**What to produce**: Using the listing below, copy every line that mentions "open".

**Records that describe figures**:
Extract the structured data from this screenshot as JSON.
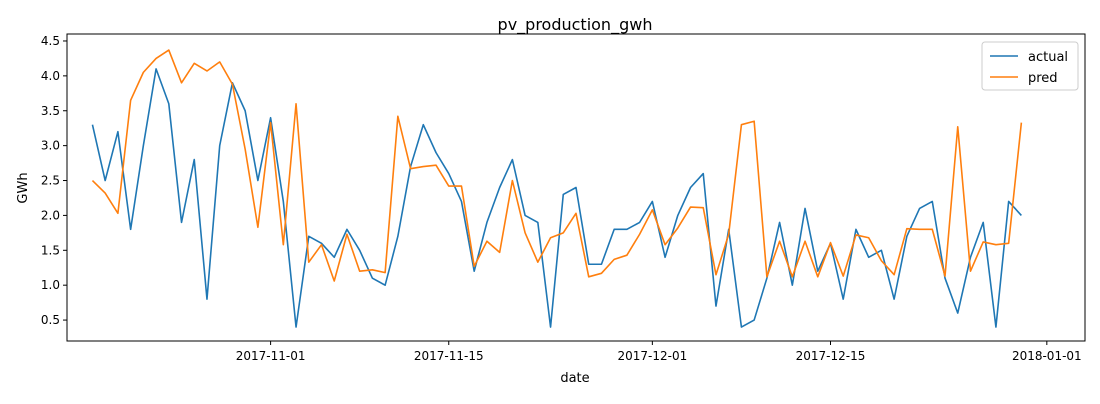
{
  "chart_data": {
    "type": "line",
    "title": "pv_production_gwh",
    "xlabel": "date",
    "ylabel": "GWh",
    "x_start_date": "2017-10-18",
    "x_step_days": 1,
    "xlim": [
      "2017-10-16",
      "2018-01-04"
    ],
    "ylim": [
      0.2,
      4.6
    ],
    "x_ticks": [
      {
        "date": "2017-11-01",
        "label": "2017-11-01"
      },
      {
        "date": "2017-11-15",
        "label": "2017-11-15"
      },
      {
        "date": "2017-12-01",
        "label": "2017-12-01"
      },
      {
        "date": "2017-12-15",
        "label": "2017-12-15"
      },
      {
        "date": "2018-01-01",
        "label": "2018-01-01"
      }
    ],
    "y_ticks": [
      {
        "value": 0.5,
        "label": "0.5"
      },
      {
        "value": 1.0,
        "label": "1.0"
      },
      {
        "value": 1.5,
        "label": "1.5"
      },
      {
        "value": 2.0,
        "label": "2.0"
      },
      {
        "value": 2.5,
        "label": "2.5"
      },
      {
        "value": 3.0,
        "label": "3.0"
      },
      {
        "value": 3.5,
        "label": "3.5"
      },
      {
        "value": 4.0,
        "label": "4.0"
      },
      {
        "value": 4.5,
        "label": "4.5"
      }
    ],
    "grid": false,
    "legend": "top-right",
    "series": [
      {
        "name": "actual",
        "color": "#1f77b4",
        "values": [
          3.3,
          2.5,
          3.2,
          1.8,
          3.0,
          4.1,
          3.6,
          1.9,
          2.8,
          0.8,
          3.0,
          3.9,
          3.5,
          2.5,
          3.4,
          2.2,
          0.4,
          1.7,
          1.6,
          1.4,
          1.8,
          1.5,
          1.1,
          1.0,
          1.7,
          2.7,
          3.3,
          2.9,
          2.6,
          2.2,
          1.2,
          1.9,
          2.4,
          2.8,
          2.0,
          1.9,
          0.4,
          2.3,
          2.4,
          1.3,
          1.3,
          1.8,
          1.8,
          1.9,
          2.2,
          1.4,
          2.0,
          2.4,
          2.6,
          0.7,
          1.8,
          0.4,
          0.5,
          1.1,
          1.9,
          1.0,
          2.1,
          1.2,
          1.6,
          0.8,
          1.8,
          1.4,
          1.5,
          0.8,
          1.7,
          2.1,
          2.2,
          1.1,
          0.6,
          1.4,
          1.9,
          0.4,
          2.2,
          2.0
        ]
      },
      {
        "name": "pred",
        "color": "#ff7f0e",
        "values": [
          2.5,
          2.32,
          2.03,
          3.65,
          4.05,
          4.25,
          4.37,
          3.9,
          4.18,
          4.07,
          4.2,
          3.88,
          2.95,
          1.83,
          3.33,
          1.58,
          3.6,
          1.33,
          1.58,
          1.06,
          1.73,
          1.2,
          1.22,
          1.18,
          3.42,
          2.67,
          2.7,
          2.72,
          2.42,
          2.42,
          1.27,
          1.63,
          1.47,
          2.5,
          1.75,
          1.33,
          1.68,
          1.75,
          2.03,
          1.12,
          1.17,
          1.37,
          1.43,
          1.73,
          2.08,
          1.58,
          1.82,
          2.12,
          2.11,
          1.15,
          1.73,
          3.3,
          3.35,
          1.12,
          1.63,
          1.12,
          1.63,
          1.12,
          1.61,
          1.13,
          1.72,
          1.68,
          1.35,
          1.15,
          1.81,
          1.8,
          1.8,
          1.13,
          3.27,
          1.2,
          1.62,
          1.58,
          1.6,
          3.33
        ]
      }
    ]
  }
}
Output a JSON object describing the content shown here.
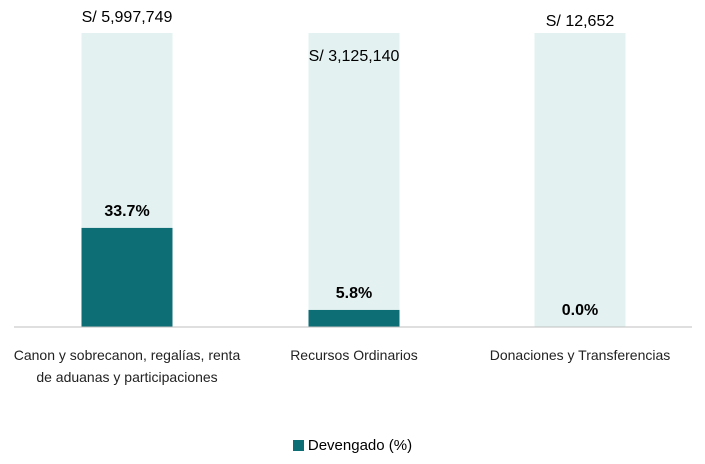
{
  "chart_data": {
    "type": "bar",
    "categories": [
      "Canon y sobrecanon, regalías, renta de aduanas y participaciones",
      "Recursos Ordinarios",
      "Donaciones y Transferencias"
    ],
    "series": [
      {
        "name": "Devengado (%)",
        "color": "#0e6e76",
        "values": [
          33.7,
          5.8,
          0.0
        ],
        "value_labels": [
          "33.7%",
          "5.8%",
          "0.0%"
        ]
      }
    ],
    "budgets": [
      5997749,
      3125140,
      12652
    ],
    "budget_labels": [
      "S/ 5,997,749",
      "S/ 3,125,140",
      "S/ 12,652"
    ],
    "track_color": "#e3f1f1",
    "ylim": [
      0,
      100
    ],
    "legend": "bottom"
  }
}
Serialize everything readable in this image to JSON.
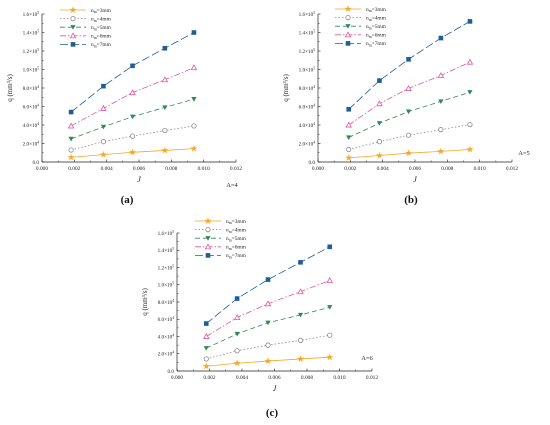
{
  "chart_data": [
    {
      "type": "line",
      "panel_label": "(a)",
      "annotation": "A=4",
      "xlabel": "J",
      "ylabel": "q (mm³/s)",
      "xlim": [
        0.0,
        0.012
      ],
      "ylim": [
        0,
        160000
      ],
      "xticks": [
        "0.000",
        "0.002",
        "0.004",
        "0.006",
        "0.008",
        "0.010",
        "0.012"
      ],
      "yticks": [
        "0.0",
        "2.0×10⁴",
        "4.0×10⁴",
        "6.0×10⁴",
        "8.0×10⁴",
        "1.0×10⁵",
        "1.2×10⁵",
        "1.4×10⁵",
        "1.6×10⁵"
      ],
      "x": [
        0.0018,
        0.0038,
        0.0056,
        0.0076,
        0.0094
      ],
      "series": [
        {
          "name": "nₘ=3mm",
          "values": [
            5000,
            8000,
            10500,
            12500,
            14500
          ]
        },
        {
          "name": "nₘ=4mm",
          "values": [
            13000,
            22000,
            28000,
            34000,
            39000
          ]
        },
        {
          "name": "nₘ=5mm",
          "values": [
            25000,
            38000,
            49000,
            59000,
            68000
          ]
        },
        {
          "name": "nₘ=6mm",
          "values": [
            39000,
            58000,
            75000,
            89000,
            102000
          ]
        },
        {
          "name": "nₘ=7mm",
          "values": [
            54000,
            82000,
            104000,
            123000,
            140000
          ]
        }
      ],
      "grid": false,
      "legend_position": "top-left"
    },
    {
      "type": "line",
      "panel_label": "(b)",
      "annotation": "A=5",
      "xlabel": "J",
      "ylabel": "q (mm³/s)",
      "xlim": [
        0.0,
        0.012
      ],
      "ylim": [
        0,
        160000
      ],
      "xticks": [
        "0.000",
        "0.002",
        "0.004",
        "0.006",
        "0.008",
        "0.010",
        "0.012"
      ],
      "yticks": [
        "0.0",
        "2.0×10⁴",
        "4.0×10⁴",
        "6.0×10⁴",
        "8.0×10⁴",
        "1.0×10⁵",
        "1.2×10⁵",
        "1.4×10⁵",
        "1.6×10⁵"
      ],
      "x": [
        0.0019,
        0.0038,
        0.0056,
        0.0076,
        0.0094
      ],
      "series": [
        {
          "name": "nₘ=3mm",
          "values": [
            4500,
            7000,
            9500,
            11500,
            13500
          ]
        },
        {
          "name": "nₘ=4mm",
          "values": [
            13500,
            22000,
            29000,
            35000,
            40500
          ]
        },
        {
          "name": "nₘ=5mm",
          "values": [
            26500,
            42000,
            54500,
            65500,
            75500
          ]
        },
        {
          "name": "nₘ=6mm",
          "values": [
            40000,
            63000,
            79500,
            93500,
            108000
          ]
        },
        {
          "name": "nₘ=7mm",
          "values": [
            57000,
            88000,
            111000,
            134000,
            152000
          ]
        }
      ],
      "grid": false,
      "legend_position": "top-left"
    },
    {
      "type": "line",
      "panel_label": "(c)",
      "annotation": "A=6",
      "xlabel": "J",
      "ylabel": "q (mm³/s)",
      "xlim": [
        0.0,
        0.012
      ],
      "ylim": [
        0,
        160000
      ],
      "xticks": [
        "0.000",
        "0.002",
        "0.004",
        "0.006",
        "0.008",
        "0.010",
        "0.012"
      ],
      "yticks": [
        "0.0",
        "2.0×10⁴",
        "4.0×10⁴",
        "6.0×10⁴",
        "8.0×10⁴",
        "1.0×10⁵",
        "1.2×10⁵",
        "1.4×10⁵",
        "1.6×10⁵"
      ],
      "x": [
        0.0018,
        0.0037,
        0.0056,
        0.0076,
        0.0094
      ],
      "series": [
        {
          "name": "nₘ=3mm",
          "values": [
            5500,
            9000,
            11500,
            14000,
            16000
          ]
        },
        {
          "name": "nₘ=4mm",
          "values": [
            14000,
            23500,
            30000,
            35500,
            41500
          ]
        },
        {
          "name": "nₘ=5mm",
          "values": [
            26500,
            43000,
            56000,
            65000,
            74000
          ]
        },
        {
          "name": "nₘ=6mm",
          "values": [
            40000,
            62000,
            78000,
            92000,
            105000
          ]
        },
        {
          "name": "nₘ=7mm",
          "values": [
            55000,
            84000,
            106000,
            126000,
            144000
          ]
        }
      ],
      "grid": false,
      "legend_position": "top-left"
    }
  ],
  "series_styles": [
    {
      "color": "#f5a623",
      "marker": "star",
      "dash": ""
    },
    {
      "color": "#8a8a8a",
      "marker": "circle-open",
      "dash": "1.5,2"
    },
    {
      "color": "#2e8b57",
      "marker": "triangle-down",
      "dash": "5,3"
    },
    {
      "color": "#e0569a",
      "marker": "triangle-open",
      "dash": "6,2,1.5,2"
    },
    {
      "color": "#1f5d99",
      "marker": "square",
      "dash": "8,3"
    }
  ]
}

==

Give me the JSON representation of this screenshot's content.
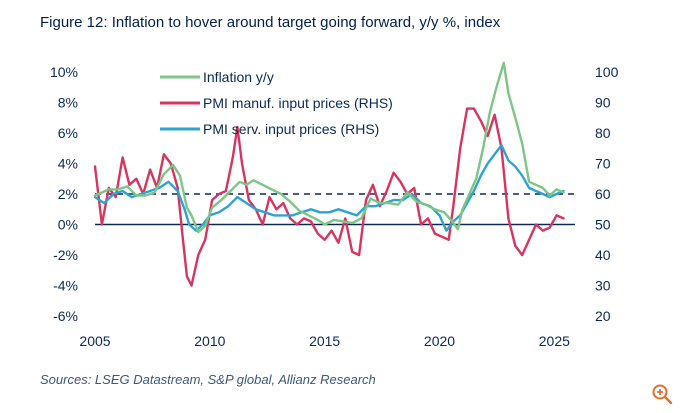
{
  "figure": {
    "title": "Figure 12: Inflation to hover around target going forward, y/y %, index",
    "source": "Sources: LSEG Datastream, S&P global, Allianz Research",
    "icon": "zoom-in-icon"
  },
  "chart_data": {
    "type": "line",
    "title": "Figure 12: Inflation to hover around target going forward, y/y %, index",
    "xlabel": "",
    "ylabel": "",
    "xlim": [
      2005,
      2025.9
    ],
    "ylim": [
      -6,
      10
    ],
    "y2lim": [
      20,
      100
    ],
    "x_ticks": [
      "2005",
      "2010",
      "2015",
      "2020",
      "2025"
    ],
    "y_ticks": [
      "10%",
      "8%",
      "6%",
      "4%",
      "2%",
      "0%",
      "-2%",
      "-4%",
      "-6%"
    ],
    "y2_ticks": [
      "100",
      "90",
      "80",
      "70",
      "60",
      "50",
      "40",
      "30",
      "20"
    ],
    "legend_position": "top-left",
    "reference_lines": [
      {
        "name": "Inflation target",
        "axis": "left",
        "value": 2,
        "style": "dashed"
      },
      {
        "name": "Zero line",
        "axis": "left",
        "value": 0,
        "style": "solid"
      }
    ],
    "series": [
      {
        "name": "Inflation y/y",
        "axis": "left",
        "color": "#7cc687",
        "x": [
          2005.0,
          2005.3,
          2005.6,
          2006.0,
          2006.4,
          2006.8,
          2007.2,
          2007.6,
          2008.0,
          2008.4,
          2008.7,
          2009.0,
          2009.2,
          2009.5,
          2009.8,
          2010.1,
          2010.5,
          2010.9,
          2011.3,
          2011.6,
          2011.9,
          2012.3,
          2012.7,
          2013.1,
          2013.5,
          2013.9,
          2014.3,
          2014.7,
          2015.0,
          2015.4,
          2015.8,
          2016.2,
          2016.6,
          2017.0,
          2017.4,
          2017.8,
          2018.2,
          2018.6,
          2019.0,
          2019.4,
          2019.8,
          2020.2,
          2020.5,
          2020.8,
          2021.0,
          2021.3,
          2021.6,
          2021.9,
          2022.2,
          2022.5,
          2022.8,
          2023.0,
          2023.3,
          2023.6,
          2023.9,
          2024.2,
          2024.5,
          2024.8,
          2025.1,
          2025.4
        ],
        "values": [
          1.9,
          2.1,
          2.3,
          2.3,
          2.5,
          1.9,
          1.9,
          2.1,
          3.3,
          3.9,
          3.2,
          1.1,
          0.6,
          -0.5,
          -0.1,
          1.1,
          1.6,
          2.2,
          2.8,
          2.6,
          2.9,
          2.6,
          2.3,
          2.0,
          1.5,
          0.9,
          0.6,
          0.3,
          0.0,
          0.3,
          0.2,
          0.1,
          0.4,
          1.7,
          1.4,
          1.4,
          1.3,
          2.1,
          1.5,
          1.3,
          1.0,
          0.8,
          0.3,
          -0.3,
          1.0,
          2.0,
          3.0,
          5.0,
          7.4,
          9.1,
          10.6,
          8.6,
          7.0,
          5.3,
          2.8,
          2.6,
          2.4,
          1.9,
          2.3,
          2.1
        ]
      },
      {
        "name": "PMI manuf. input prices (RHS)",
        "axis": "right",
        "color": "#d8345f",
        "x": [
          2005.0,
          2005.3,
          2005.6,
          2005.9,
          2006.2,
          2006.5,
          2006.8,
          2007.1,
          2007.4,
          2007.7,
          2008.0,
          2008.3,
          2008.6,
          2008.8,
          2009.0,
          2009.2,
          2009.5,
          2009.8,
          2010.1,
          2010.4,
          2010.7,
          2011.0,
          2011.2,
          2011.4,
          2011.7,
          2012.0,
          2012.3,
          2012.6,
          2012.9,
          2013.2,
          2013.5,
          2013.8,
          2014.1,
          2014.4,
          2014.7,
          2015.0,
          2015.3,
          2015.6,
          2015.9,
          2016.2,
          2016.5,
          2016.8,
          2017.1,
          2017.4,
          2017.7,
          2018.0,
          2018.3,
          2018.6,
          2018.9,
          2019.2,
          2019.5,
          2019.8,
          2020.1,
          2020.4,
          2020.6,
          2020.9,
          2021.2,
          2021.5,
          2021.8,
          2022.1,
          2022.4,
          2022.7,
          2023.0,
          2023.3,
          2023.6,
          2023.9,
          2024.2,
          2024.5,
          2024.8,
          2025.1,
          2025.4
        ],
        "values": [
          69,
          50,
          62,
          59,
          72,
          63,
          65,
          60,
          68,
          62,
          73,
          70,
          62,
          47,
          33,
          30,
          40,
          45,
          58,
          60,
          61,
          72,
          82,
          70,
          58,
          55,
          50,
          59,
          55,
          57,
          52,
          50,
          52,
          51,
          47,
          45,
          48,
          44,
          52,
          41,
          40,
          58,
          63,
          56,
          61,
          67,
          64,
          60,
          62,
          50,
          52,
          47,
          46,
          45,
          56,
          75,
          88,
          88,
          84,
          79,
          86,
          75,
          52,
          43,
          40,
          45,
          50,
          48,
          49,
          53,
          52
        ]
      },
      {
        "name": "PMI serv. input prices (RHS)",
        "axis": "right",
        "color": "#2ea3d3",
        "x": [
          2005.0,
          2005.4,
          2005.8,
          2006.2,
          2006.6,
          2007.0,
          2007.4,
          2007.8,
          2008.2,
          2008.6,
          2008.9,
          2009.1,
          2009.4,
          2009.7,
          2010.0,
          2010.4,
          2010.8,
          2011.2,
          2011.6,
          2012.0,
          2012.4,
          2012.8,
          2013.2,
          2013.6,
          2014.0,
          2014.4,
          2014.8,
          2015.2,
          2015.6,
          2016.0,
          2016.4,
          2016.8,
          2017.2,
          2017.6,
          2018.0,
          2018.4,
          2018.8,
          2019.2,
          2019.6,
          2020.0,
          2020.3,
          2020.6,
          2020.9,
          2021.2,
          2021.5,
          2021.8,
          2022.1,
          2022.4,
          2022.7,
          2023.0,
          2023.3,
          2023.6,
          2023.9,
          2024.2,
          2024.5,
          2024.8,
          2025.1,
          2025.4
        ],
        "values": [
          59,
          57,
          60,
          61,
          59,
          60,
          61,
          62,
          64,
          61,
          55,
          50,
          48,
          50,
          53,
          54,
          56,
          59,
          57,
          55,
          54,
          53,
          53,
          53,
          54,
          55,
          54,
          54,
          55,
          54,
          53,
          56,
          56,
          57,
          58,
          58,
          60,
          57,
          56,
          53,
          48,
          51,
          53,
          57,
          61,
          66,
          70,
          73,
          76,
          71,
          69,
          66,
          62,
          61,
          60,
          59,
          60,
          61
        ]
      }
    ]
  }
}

--

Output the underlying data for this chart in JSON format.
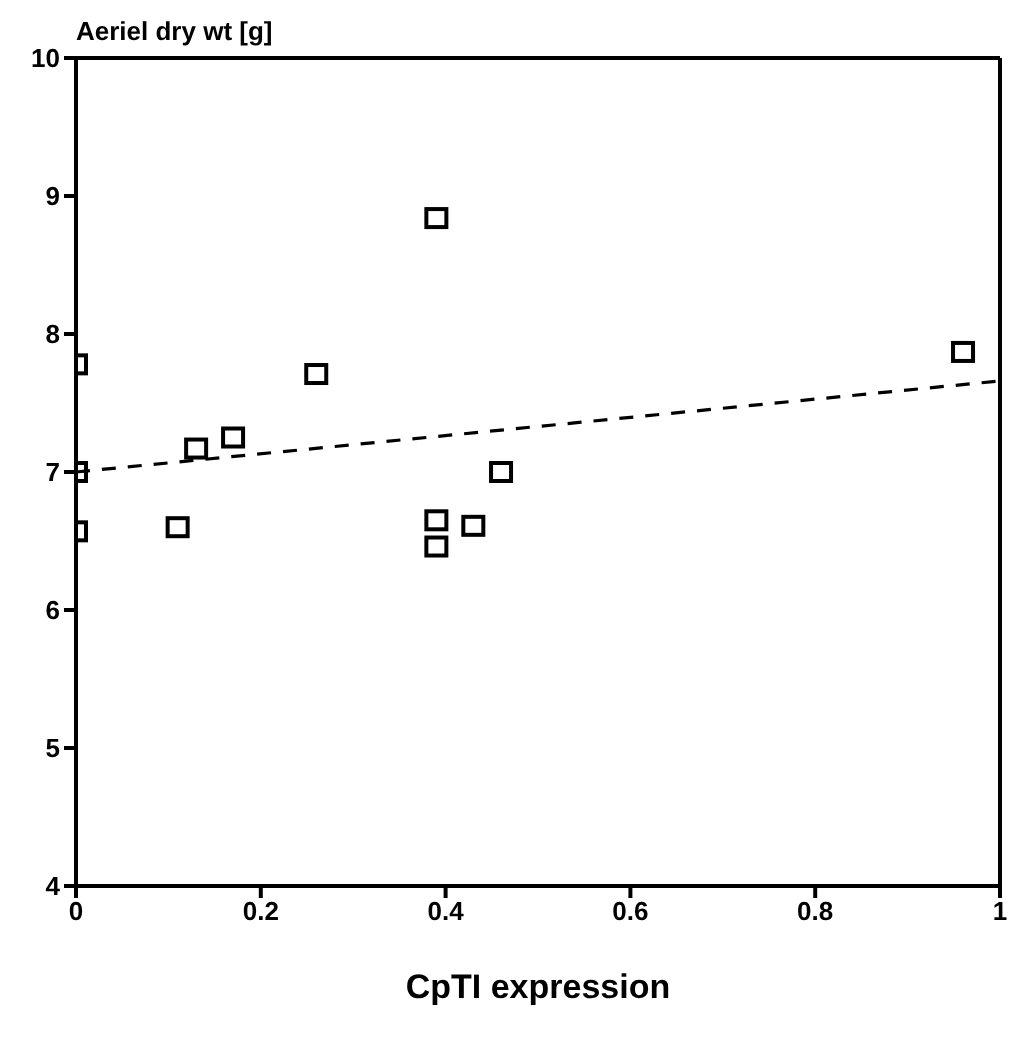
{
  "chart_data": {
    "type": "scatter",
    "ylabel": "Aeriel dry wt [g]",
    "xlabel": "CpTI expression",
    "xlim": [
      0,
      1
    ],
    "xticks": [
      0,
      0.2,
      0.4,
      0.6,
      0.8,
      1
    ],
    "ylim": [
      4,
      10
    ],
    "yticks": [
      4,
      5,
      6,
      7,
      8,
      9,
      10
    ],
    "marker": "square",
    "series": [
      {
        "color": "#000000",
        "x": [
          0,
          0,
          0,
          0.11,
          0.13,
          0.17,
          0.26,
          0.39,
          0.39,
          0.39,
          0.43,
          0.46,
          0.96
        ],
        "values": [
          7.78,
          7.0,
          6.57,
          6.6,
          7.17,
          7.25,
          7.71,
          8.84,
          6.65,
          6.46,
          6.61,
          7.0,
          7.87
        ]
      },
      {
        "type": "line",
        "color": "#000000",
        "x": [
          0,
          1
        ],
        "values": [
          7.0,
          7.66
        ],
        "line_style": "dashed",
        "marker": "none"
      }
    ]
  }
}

**Final answer**:
      "marker": "circle-open",
      "marker": "triangle-open",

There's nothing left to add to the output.